(Source data)
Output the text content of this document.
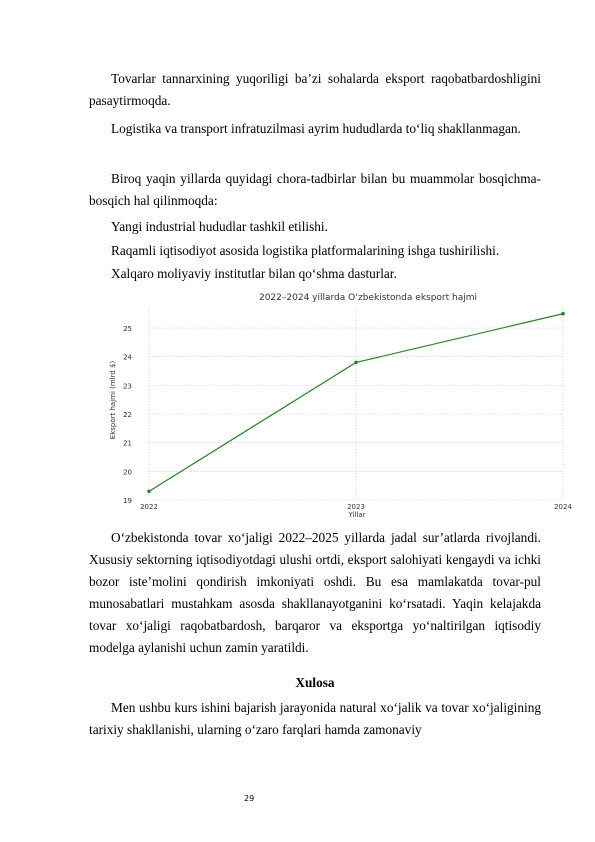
Tovarlar tannarxining yuqoriligi ba’zi sohalarda eksport raqobatbardoshligini pasaytirmoqda.

Logistika va transport infratuzilmasi ayrim hududlarda to‘liq shakllanmagan.

Biroq yaqin yillarda quyidagi chora-tadbirlar bilan bu muammolar bosqichma-bosqich hal qilinmoqda:

Yangi industrial hududlar tashkil etilishi.

Raqamli iqtisodiyot asosida logistika platformalarining ishga tushirilishi.

Xalqaro moliyaviy institutlar bilan qo‘shma dasturlar.

2022–2024 yillarda O‘zbekistonda eksport hajmi
19
20
21
22
23
24
25
2022	2023	2024
Yillar
Eksport hajmi (mlrd $)

O‘zbekistonda tovar xo‘jaligi 2022–2025 yillarda jadal sur’atlarda rivojlandi. Xususiy sektorning iqtisodiyotdagi ulushi ortdi, eksport salohiyati kengaydi va ichki bozor iste’molini qondirish imkoniyati oshdi. Bu esa mamlakatda tovar-pul munosabatlari mustahkam asosda shakllanayotganini ko‘rsatadi. Yaqin kelajakda tovar xo‘jaligi raqobatbardosh, barqaror va eksportga yo‘naltirilgan iqtisodiy modelga aylanishi uchun zamin yaratildi.

Xulosa

Men ushbu kurs ishini bajarish jarayonida natural xo‘jalik va tovar xo‘jaligining tarixiy shakllanishi, ularning o‘zaro farqlari hamda zamonaviy

29
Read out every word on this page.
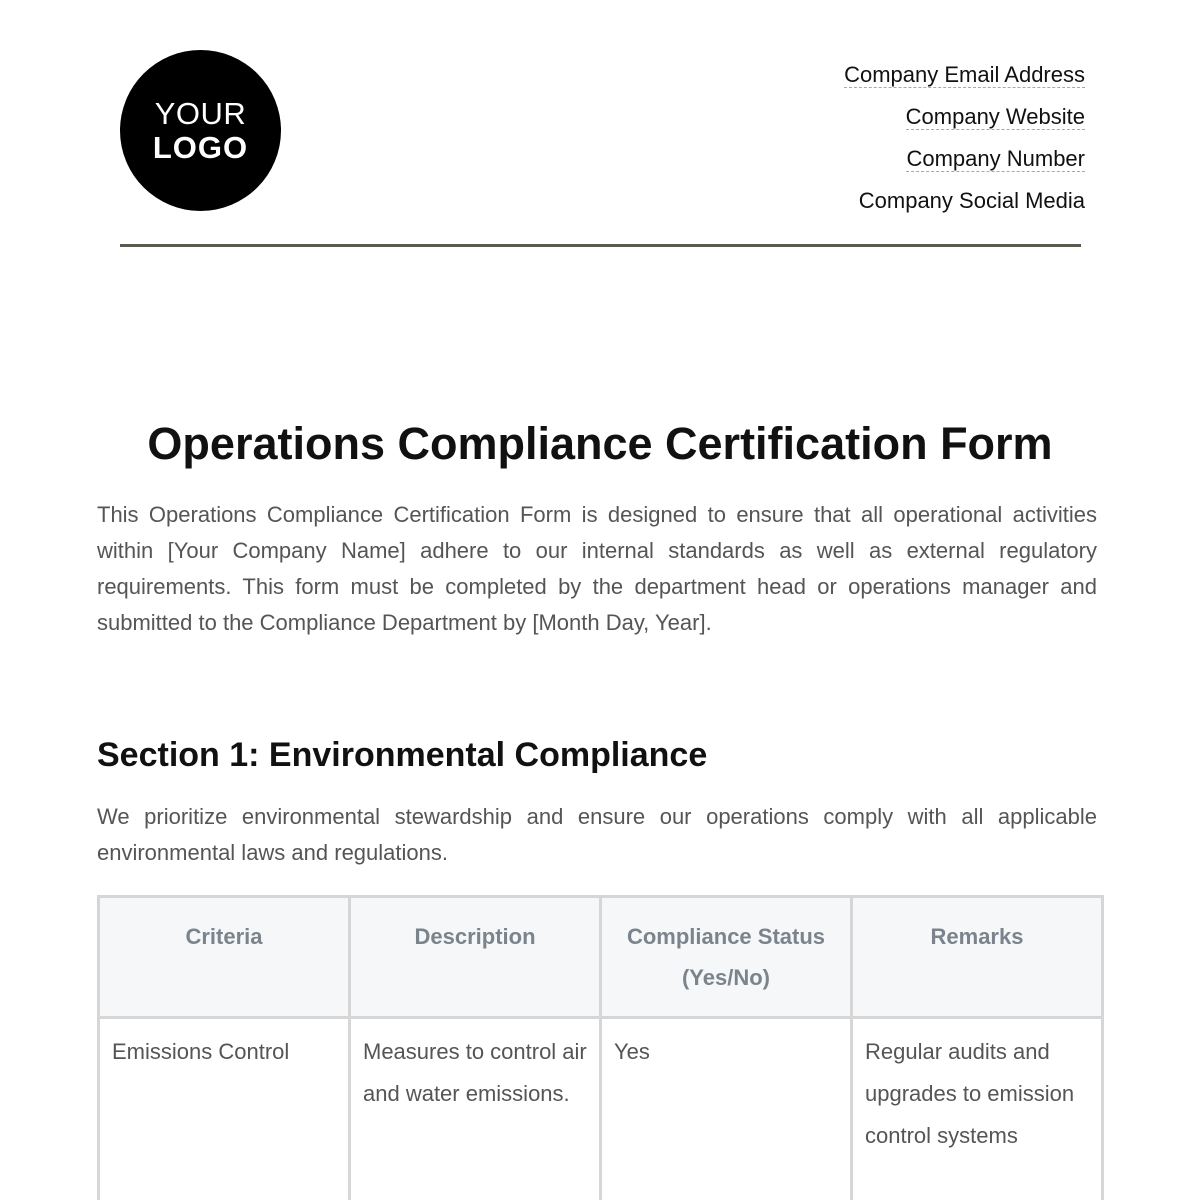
YOUR
LOGO
Company Email Address
Company Website
Company Number
Company Social Media
Operations Compliance Certification Form

This Operations Compliance Certification Form is designed to ensure that all operational activities within [Your Company Name] adhere to our internal standards as well as external regulatory requirements. This form must be completed by the department head or operations manager and submitted to the Compliance Department by [Month Day, Year].

Section 1: Environmental Compliance

We prioritize environmental stewardship and ensure our operations comply with all applicable environmental laws and regulations.

Criteria	Description	Compliance Status (Yes/No)	Remarks
Emissions Control	Measures to control air and water emissions.	Yes	Regular audits and upgrades to emission control systems
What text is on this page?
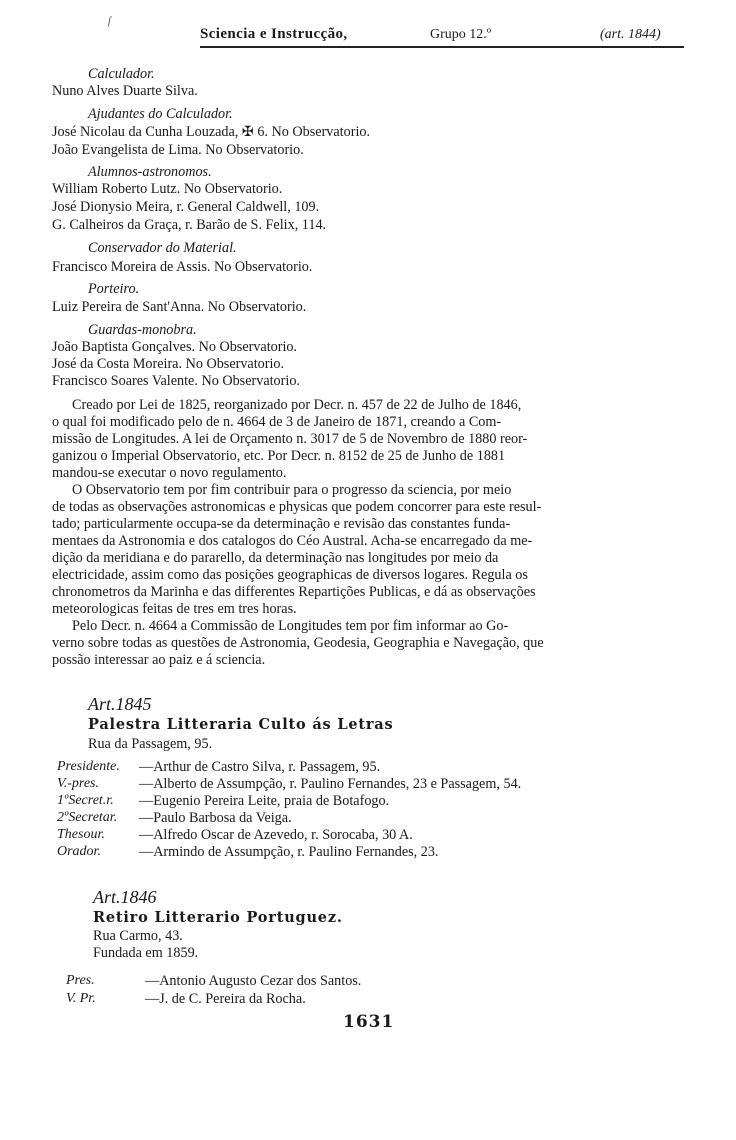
ſ
Sciencia e Instrucção,	Grupo 12.º	(art. 1844)
Calculador.
Nuno Alves Duarte Silva.
Ajudantes do Calculador.
José Nicolau da Cunha Louzada, ✠ 6. No Observatorio.
João Evangelista de Lima. No Observatorio.
Alumnos-astronomos.
William Roberto Lutz. No Observatorio.
José Dionysio Meira, r. General Caldwell, 109.
G. Calheiros da Graça, r. Barão de S. Felix, 114.
Conservador do Material.
Francisco Moreira de Assis. No Observatorio.
Porteiro.
Luiz Pereira de Sant'Anna. No Observatorio.
Guardas-monobra.
João Baptista Gonçalves. No Observatorio.
José da Costa Moreira. No Observatorio.
Francisco Soares Valente. No Observatorio.
Creado por Lei de 1825, reorganizado por Decr. n. 457 de 22 de Julho de 1846,
o qual foi modificado pelo de n. 4664 de 3 de Janeiro de 1871, creando a Com-
missão de Longitudes. A lei de Orçamento n. 3017 de 5 de Novembro de 1880 reor-
ganizou o Imperial Observatorio, etc. Por Decr. n. 8152 de 25 de Junho de 1881
mandou-se executar o novo regulamento.
O Observatorio tem por fim contribuir para o progresso da sciencia, por meio
de todas as observações astronomicas e physicas que podem concorrer para este resul-
tado; particularmente occupa-se da determinação e revisão das constantes funda-
mentaes da Astronomia e dos catalogos do Céo Austral. Acha-se encarregado da me-
dição da meridiana e do pararello, da determinação nas longitudes por meio da
electricidade, assim como das posições geographicas de diversos logares. Regula os
chronometros da Marinha e das differentes Repartições Publicas, e dá as observações
meteorologicas feitas de tres em tres horas.
Pelo Decr. n. 4664 a Commissão de Longitudes tem por fim informar ao Go-
verno sobre todas as questões de Astronomia, Geodesia, Geographia e Navegação, que
possão interessar ao paiz e á sciencia.
Art.1845
Palestra Litteraria Culto ás Letras
Rua da Passagem, 95.
Presidente. —Arthur de Castro Silva, r. Passagem, 95.
V.-pres.	—Alberto de Assumpção, r. Paulino Fernandes, 23 e Passagem, 54.
1ºSecret.r. —Eugenio Pereira Leite, praia de Botafogo.
2ºSecretar. —Paulo Barbosa da Veiga.
Thesour. —Alfredo Oscar de Azevedo, r. Sorocaba, 30 A.
Orador.	—Armindo de Assumpção, r. Paulino Fernandes, 23.
Art.1846
Retiro Litterario Portuguez.
Rua Carmo, 43.
Fundada em 1859.
Pres.	—Antonio Augusto Cezar dos Santos.
V. Pr.	—J. de C. Pereira da Rocha.
1631
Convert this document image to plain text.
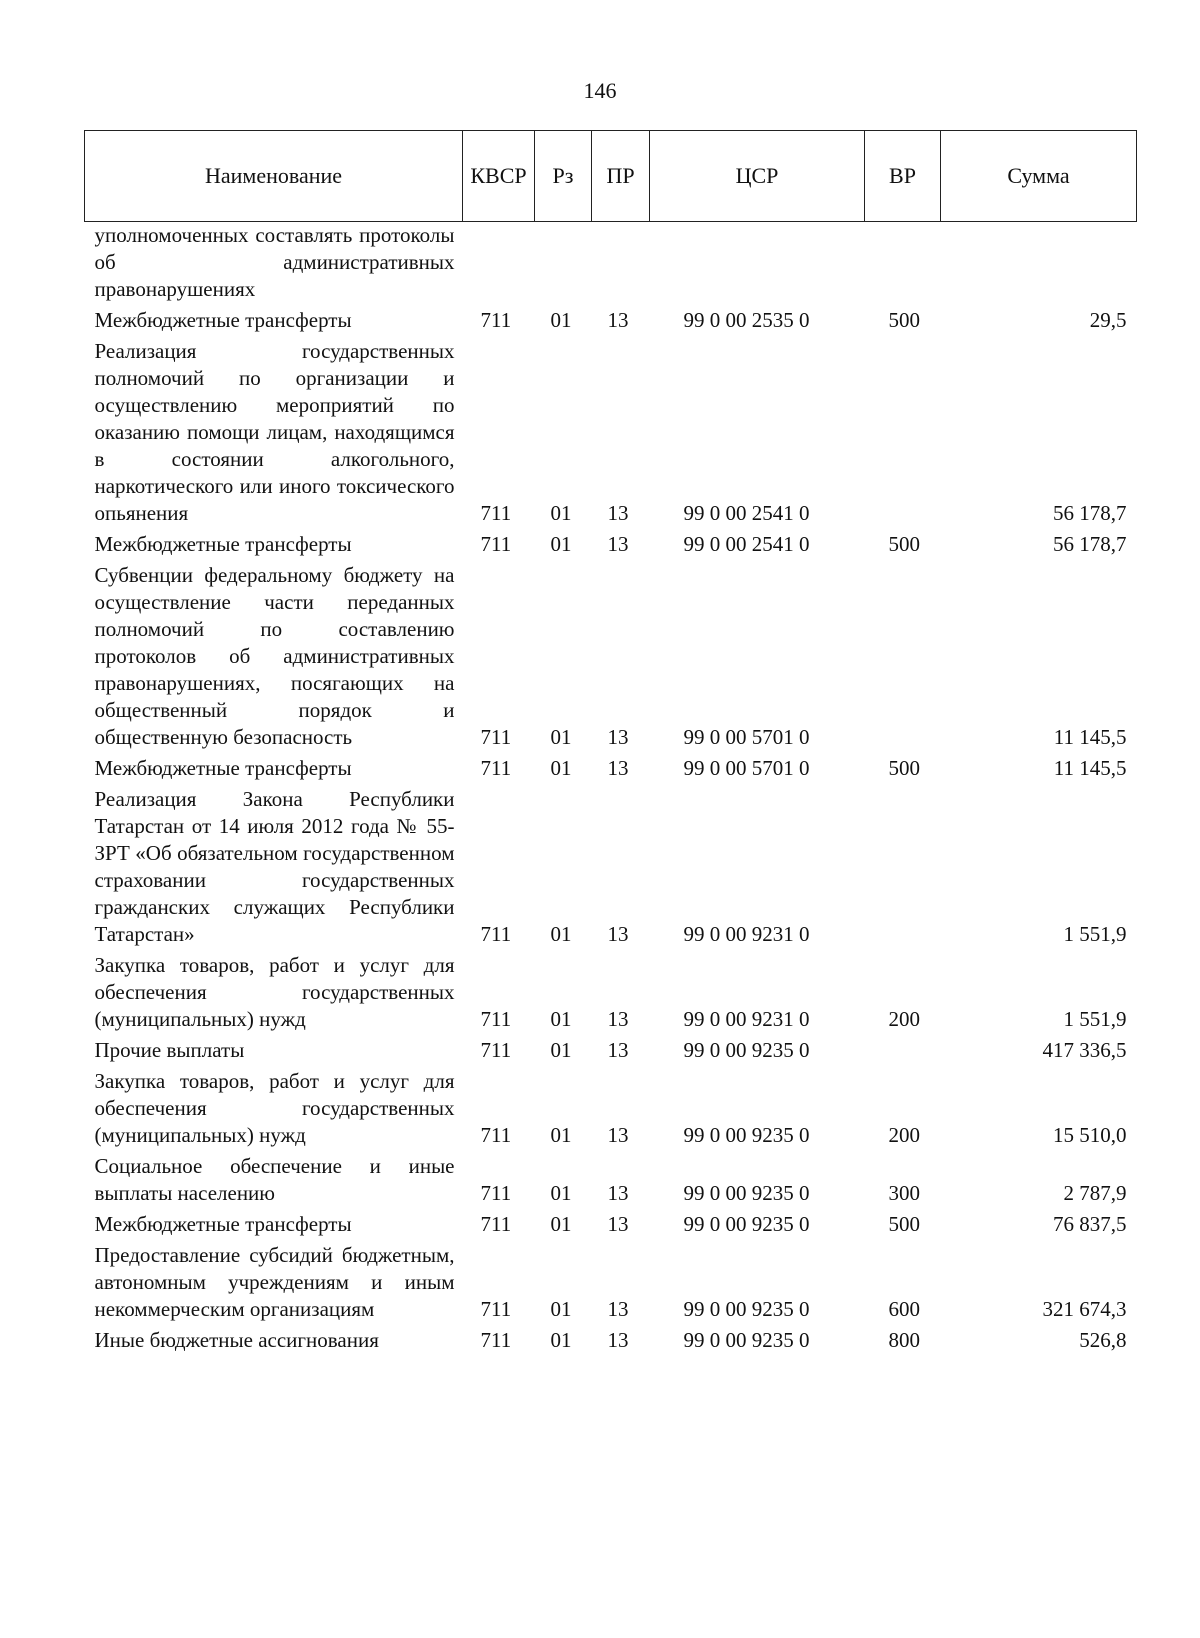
146
Наименование	КВСР	Рз	ПР	ЦСР	ВР	Сумма
уполномоченных составлять протоколы об административных правонарушениях						
Межбюджетные трансферты	711	01	13	99 0 00 2535 0	500	29,5
Реализация государственных полномочий по организации и осуществлению мероприятий по оказанию помощи лицам, находящимся в состоянии алкогольного, наркотического или иного токсического опьянения	711	01	13	99 0 00 2541 0		56 178,7
Межбюджетные трансферты	711	01	13	99 0 00 2541 0	500	56 178,7
Субвенции федеральному бюджету на осуществление части переданных полномочий по составлению протоколов об административных правонарушениях, посягающих на общественный порядок и общественную безопасность	711	01	13	99 0 00 5701 0		11 145,5
Межбюджетные трансферты	711	01	13	99 0 00 5701 0	500	11 145,5
Реализация Закона Республики Татарстан от 14 июля 2012 года № 55-ЗРТ «Об обязательном государственном страховании государственных гражданских служащих Республики Татарстан»	711	01	13	99 0 00 9231 0		1 551,9
Закупка товаров, работ и услуг для обеспечения государственных (муниципальных) нужд	711	01	13	99 0 00 9231 0	200	1 551,9
Прочие выплаты	711	01	13	99 0 00 9235 0		417 336,5
Закупка товаров, работ и услуг для обеспечения государственных (муниципальных) нужд	711	01	13	99 0 00 9235 0	200	15 510,0
Социальное обеспечение и иные выплаты населению	711	01	13	99 0 00 9235 0	300	2 787,9
Межбюджетные трансферты	711	01	13	99 0 00 9235 0	500	76 837,5
Предоставление субсидий бюджетным, автономным учреждениям и иным некоммерческим организациям	711	01	13	99 0 00 9235 0	600	321 674,3
Иные бюджетные ассигнования	711	01	13	99 0 00 9235 0	800	526,8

* [INSTRUCTIONS TO FOLLOW]:
Transcribe the whole listing exactly. Pictures are excluded.

* [SOLVED EXERCISE]:
Output the text content of this document.
Tovarlar tannarxining yuqoriligi ba’zi sohalarda eksport raqobatbardoshligini pasaytirmoqda.

Logistika va transport infratuzilmasi ayrim hududlarda to‘liq shakllanmagan.

Biroq yaqin yillarda quyidagi chora-tadbirlar bilan bu muammolar bosqichma-bosqich hal qilinmoqda:

Yangi industrial hududlar tashkil etilishi.

Raqamli iqtisodiyot asosida logistika platformalarining ishga tushirilishi.

Xalqaro moliyaviy institutlar bilan qo‘shma dasturlar.

2022–2024 yillarda O‘zbekistonda eksport hajmi
19
20
21
22
23
24
25
2022	2023	2024
Yillar
Eksport hajmi (mlrd $)

O‘zbekistonda tovar xo‘jaligi 2022–2025 yillarda jadal sur’atlarda rivojlandi. Xususiy sektorning iqtisodiyotdagi ulushi ortdi, eksport salohiyati kengaydi va ichki bozor iste’molini qondirish imkoniyati oshdi. Bu esa mamlakatda tovar-pul munosabatlari mustahkam asosda shakllanayotganini ko‘rsatadi. Yaqin kelajakda tovar xo‘jaligi raqobatbardosh, barqaror va eksportga yo‘naltirilgan iqtisodiy modelga aylanishi uchun zamin yaratildi.

Xulosa

Men ushbu kurs ishini bajarish jarayonida natural xo‘jalik va tovar xo‘jaligining tarixiy shakllanishi, ularning o‘zaro farqlari hamda zamonaviy

29
Read out every word on this page.
YOUR
LOGO
Company Email Address
Company Website
Company Number
Company Social Media
Operations Compliance Certification Form

This Operations Compliance Certification Form is designed to ensure that all operational activities within [Your Company Name] adhere to our internal standards as well as external regulatory requirements. This form must be completed by the department head or operations manager and submitted to the Compliance Department by [Month Day, Year].

Section 1: Environmental Compliance

We prioritize environmental stewardship and ensure our operations comply with all applicable environmental laws and regulations.

Criteria	Description	Compliance Status (Yes/No)	Remarks
Emissions Control	Measures to control air and water emissions.	Yes	Regular audits and upgrades to emission control systems
What text is on this page?
ſ
Sciencia e Instrucção,	Grupo 12.º	(art. 1844)
Calculador.
Nuno Alves Duarte Silva.
Ajudantes do Calculador.
José Nicolau da Cunha Louzada, ✠ 6. No Observatorio.
João Evangelista de Lima. No Observatorio.
Alumnos-astronomos.
William Roberto Lutz. No Observatorio.
José Dionysio Meira, r. General Caldwell, 109.
G. Calheiros da Graça, r. Barão de S. Felix, 114.
Conservador do Material.
Francisco Moreira de Assis. No Observatorio.
Porteiro.
Luiz Pereira de Sant'Anna. No Observatorio.
Guardas-monobra.
João Baptista Gonçalves. No Observatorio.
José da Costa Moreira. No Observatorio.
Francisco Soares Valente. No Observatorio.
Creado por Lei de 1825, reorganizado por Decr. n. 457 de 22 de Julho de 1846,
o qual foi modificado pelo de n. 4664 de 3 de Janeiro de 1871, creando a Com-
missão de Longitudes. A lei de Orçamento n. 3017 de 5 de Novembro de 1880 reor-
ganizou o Imperial Observatorio, etc. Por Decr. n. 8152 de 25 de Junho de 1881
mandou-se executar o novo regulamento.
O Observatorio tem por fim contribuir para o progresso da sciencia, por meio
de todas as observações astronomicas e physicas que podem concorrer para este resul-
tado; particularmente occupa-se da determinação e revisão das constantes funda-
mentaes da Astronomia e dos catalogos do Céo Austral. Acha-se encarregado da me-
dição da meridiana e do pararello, da determinação nas longitudes por meio da
electricidade, assim como das posições geographicas de diversos logares. Regula os
chronometros da Marinha e das differentes Repartições Publicas, e dá as observações
meteorologicas feitas de tres em tres horas.
Pelo Decr. n. 4664 a Commissão de Longitudes tem por fim informar ao Go-
verno sobre todas as questões de Astronomia, Geodesia, Geographia e Navegação, que
possão interessar ao paiz e á sciencia.
Art.1845
Palestra Litteraria Culto ás Letras
Rua da Passagem, 95.
Presidente. —Arthur de Castro Silva, r. Passagem, 95.
V.-pres.	—Alberto de Assumpção, r. Paulino Fernandes, 23 e Passagem, 54.
1ºSecret.r. —Eugenio Pereira Leite, praia de Botafogo.
2ºSecretar. —Paulo Barbosa da Veiga.
Thesour. —Alfredo Oscar de Azevedo, r. Sorocaba, 30 A.
Orador.	—Armindo de Assumpção, r. Paulino Fernandes, 23.
Art.1846
Retiro Litterario Portuguez.
Rua Carmo, 43.
Fundada em 1859.
Pres.	—Antonio Augusto Cezar dos Santos.
V. Pr.	—J. de C. Pereira da Rocha.
1631
Convert this document image to plain text.
146
Наименование	КВСР	Рз	ПР	ЦСР	ВР	Сумма
уполномоченных составлять протоколы об административных правонарушениях						
Межбюджетные трансферты	711	01	13	99 0 00 2535 0	500	29,5
Реализация государственных полномочий по организации и осуществлению мероприятий по оказанию помощи лицам, находящимся в состоянии алкогольного, наркотического или иного токсического опьянения	711	01	13	99 0 00 2541 0		56 178,7
Межбюджетные трансферты	711	01	13	99 0 00 2541 0	500	56 178,7
Субвенции федеральному бюджету на осуществление части переданных полномочий по составлению протоколов об административных правонарушениях, посягающих на общественный порядок и общественную безопасность	711	01	13	99 0 00 5701 0		11 145,5
Межбюджетные трансферты	711	01	13	99 0 00 5701 0	500	11 145,5
Реализация Закона Республики Татарстан от 14 июля 2012 года № 55-ЗРТ «Об обязательном государственном страховании государственных гражданских служащих Республики Татарстан»	711	01	13	99 0 00 9231 0		1 551,9
Закупка товаров, работ и услуг для обеспечения государственных (муниципальных) нужд	711	01	13	99 0 00 9231 0	200	1 551,9
Прочие выплаты	711	01	13	99 0 00 9235 0		417 336,5
Закупка товаров, работ и услуг для обеспечения государственных (муниципальных) нужд	711	01	13	99 0 00 9235 0	200	15 510,0
Социальное обеспечение и иные выплаты населению	711	01	13	99 0 00 9235 0	300	2 787,9
Межбюджетные трансферты	711	01	13	99 0 00 9235 0	500	76 837,5
Предоставление субсидий бюджетным, автономным учреждениям и иным некоммерческим организациям	711	01	13	99 0 00 9235 0	600	321 674,3
Иные бюджетные ассигнования	711	01	13	99 0 00 9235 0	800	526,8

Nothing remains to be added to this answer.